** Begin Reading passage **

Department of Children and Families headquarters in Hartford

A new union agreement between the state of Connecticut and supervisors in the Department of Children and Families will cost the state $1.2 million per year in annual wage and benefit increases was approved in the Senate and the House of Representatives on March 4.

The arbitrated deal has been in the works since 2017 and the wage increases are based on the 2017 SEBAC agreement, granting 11 percent pay increases over two years for roughly 100 DCF supervisors, and includes a one-time, lump-sum bonus of $2,000.

Prior to 2017, these employees were classified as managers. However, the state reclassified their position as supervisors, allowing them to unionize and piggy-back on the 2017 SEBAC deal negotiated between Gov. Dannel Malloy and the State Employee Bargaining Agent Coalition.

According to the arbitrator’s decision, the DCF employees “were classified as managers in the State personnel system before they organized as a unit of AFSCME. At that time, the State changed their title from Program Manager to Program Supervisor.”

The approximately 100 members of this bargaining unit are employed by DCF. They were classified as managers in the State personnel system before they organized as a unit of AFSMCE. At that time, the State changed their title from Program Manager to Program Supervisor.

Arbitrator’s Decision

According to the arbitrated decision, the program supervisors oversee social work supervisors in six DCF regional offices who, in turn, oversee roughly five social workers. 

“Members of the bargaining unit testified to the number of employees reporting to them and to the number of cases represented by these employees,” the decision reads. “These numbers ranged from about 35 to 46 employees covering 400 to 600 cases.”

** End Reading passage **

Requirement 1:
Duplicate the passage of the DCF union agreement article between "A new union" and "Bargaining Agent Coalition.", inclusive.
Requirement 2:
Answer these questions using the DCF union agreement article:
(a) How much per year will the agreement cost the state in wage and benefit increases?
(b) What is the amount of the one-time, lump-sum bonus?
(c) According to testimony cited in the decision, how many cases did the employees reporting to bargaining unit members cover?

** Begin Given data **

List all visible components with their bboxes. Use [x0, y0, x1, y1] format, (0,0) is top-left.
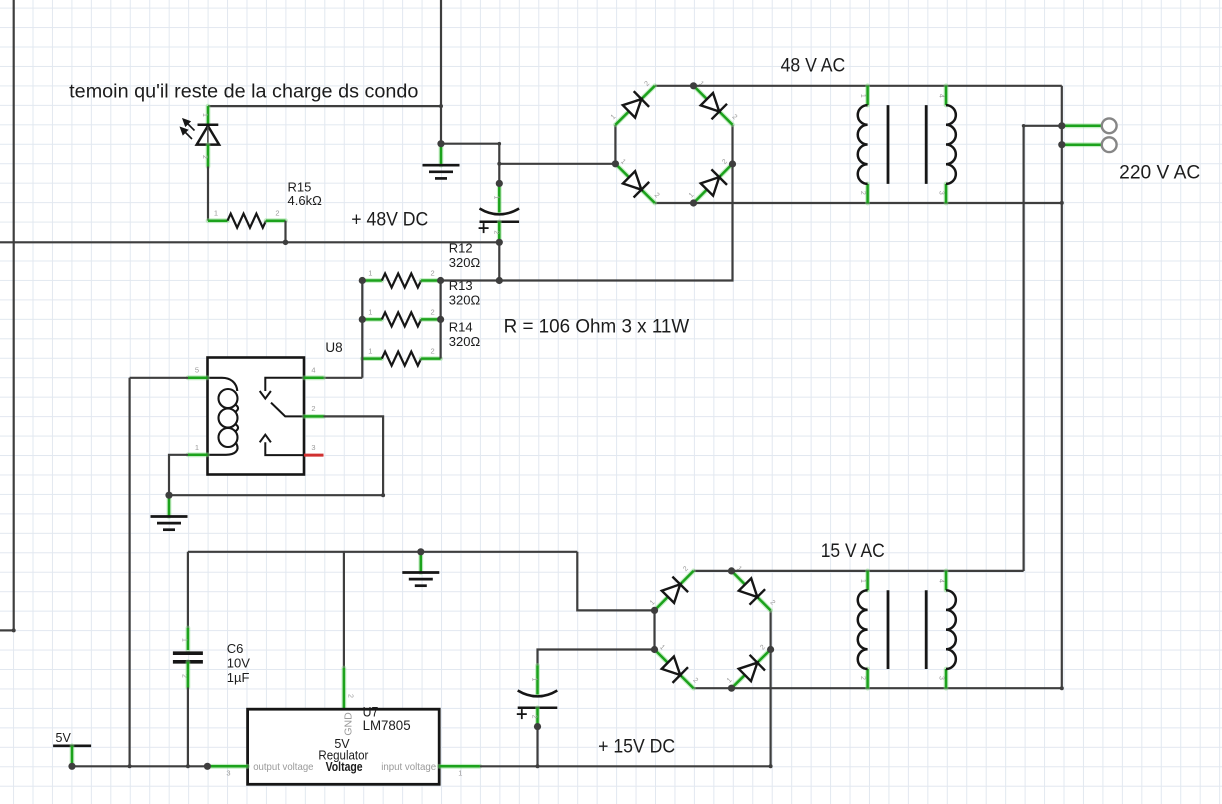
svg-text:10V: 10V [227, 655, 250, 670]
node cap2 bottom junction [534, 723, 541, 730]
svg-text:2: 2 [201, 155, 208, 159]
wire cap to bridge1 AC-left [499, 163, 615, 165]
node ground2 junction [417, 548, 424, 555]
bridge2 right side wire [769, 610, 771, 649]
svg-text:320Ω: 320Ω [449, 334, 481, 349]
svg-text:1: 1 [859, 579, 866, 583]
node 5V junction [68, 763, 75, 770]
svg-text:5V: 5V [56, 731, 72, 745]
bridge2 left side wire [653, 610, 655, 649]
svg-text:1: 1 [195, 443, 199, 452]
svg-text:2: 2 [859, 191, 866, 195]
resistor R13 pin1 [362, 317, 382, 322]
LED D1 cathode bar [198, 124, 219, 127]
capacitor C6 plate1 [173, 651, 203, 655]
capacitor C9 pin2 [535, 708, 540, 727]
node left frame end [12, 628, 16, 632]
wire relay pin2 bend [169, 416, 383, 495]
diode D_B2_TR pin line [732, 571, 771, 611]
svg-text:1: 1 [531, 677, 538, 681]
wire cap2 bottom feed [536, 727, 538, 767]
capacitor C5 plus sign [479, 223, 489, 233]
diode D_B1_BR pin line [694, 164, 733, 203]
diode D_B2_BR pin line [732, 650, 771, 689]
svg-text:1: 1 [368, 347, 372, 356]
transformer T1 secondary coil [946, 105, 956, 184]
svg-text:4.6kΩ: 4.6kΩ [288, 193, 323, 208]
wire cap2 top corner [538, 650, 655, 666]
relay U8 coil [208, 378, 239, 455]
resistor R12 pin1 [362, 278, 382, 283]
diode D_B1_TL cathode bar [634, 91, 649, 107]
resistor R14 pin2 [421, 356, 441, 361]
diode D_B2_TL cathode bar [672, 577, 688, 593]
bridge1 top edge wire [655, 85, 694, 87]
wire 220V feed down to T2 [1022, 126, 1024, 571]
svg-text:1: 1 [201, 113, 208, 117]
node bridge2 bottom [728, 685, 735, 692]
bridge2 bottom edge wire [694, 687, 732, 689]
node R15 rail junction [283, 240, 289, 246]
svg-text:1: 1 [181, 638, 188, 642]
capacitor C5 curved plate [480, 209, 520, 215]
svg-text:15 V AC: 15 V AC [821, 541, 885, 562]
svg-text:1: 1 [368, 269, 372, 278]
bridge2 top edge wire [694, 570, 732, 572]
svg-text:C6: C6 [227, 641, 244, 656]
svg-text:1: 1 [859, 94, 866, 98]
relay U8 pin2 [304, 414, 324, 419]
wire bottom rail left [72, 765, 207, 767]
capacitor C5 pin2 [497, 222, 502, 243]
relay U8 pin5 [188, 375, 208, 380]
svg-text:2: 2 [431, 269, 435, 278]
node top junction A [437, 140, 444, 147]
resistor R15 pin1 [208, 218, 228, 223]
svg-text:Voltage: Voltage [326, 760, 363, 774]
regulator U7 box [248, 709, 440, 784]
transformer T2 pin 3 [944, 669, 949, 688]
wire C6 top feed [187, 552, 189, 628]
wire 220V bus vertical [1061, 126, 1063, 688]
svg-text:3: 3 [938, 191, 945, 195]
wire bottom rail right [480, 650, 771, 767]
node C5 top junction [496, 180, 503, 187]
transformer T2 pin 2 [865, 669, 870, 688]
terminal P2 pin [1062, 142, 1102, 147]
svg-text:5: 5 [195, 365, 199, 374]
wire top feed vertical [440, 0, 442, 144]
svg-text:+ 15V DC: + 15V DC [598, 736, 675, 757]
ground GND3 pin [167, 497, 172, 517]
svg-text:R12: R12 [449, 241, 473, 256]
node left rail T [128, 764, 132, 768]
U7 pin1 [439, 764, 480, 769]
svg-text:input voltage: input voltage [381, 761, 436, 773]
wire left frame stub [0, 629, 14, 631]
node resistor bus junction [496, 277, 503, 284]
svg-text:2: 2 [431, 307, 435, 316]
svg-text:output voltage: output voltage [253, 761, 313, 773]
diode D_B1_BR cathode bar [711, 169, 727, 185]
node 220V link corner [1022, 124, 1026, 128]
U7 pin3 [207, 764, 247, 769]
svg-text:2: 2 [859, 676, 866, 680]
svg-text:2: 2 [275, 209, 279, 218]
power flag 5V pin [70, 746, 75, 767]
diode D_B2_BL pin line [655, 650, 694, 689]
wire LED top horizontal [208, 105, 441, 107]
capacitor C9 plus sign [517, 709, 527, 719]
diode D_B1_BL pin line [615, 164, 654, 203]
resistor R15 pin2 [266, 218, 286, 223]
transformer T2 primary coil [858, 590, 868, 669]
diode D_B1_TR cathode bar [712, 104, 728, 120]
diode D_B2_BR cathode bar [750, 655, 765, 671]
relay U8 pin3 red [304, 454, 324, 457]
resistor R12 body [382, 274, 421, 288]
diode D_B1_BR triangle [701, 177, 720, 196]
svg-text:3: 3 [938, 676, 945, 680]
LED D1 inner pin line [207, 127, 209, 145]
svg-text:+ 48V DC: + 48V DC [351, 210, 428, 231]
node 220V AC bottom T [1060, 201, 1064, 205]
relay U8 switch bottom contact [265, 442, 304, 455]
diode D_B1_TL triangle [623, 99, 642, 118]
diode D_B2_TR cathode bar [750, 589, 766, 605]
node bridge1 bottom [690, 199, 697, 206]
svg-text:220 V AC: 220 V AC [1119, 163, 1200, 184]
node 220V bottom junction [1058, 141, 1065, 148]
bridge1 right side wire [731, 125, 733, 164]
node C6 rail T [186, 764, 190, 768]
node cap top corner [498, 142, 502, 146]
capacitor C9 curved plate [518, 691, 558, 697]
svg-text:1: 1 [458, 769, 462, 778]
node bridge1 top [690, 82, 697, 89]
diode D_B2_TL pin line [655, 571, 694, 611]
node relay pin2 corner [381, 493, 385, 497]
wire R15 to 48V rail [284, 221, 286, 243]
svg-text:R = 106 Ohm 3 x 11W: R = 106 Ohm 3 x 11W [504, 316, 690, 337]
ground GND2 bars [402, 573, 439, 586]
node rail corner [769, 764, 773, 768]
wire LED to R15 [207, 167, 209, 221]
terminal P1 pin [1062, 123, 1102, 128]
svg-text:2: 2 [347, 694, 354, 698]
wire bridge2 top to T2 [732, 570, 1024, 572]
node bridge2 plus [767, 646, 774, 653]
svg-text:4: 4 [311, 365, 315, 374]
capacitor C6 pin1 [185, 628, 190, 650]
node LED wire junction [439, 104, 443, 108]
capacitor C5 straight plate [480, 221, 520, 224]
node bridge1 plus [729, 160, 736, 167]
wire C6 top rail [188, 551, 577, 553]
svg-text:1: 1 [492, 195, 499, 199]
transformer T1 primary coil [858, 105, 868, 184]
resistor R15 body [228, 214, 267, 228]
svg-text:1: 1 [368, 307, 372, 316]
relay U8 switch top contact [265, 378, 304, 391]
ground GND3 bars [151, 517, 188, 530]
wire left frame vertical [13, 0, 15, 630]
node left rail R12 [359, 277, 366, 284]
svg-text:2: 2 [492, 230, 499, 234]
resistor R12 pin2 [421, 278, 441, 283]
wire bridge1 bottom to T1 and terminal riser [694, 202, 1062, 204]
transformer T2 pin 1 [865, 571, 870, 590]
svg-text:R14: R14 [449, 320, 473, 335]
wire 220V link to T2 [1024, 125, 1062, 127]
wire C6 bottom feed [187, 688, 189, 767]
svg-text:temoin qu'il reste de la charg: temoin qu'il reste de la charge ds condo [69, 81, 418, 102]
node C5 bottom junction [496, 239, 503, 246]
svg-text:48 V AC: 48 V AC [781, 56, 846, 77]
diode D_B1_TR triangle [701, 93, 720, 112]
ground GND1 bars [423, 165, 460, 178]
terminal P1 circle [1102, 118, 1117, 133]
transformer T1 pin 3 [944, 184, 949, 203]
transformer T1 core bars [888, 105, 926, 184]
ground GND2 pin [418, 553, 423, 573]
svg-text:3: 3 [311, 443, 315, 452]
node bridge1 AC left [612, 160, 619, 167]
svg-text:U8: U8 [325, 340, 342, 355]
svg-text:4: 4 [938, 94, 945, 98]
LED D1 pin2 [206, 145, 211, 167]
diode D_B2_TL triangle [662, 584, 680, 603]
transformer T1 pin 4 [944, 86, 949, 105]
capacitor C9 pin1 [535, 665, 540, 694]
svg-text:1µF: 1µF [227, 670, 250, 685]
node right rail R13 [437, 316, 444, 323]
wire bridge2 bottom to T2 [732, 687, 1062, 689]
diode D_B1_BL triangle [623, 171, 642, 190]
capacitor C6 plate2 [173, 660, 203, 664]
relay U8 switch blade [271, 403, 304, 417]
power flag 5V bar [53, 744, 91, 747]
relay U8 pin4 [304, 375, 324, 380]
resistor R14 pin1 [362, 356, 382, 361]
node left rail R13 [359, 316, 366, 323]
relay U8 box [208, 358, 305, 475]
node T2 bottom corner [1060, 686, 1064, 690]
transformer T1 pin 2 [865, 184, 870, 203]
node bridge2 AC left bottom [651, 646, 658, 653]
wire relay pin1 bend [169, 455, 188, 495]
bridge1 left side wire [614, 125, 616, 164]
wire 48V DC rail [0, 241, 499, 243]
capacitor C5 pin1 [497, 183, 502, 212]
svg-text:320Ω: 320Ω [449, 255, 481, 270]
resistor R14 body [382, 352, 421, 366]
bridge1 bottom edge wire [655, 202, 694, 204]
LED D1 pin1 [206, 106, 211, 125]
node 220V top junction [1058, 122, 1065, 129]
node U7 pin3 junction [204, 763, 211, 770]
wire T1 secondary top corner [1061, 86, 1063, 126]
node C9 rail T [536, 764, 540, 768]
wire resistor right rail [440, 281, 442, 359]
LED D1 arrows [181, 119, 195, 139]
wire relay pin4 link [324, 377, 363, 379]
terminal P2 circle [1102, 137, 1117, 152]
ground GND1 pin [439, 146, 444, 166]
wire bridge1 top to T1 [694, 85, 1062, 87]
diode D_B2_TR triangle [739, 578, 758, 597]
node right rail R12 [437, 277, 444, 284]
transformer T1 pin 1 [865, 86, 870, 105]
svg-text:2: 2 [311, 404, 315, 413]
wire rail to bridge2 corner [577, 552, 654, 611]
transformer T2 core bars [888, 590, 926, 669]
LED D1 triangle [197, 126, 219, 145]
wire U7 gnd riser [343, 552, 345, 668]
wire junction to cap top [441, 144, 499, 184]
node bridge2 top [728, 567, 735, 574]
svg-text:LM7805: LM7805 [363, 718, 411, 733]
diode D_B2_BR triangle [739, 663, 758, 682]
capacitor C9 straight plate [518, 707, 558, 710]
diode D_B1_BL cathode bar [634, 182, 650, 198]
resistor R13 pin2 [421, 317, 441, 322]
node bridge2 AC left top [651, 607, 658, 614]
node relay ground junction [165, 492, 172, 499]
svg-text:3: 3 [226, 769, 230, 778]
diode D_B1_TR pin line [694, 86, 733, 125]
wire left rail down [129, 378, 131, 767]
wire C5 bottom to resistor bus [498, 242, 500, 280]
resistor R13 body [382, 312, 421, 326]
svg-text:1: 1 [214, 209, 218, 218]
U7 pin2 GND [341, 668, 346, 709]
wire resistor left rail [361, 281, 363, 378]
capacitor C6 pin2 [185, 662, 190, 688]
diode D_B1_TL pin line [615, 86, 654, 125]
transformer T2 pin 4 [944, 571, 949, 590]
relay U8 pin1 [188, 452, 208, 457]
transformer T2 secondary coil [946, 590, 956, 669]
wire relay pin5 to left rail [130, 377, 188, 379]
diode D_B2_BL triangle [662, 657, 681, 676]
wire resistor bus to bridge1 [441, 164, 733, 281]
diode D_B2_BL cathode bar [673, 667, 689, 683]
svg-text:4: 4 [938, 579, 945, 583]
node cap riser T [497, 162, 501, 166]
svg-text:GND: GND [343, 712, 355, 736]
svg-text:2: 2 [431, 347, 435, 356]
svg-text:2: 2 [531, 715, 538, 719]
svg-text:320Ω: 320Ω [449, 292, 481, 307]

** End Given data **

Exercise solution 1:
A new union agreement between the state of Connecticut and supervisors in the Department of Children and Families will cost the state $1.2 million per year in annual wage and benefit increases was approved in the Senate and the House of Representatives on March 4.

The arbitrated deal has been in the works since 2017 and the wage increases are based on the 2017 SEBAC agreement, granting 11 percent pay increases over two years for roughly 100 DCF supervisors, and includes a one-time, lump-sum bonus of $2,000.

Prior to 2017, these employees were classified as managers. However, the state reclassified their position as supervisors, allowing them to unionize and piggy-back on the 2017 SEBAC deal negotiated between Gov. Dannel Malloy and the State Employee Bargaining Agent Coalition.

Exercise solution 2:
(a) $1.2 million
(b) $2,000
(c) 400 to 600 cases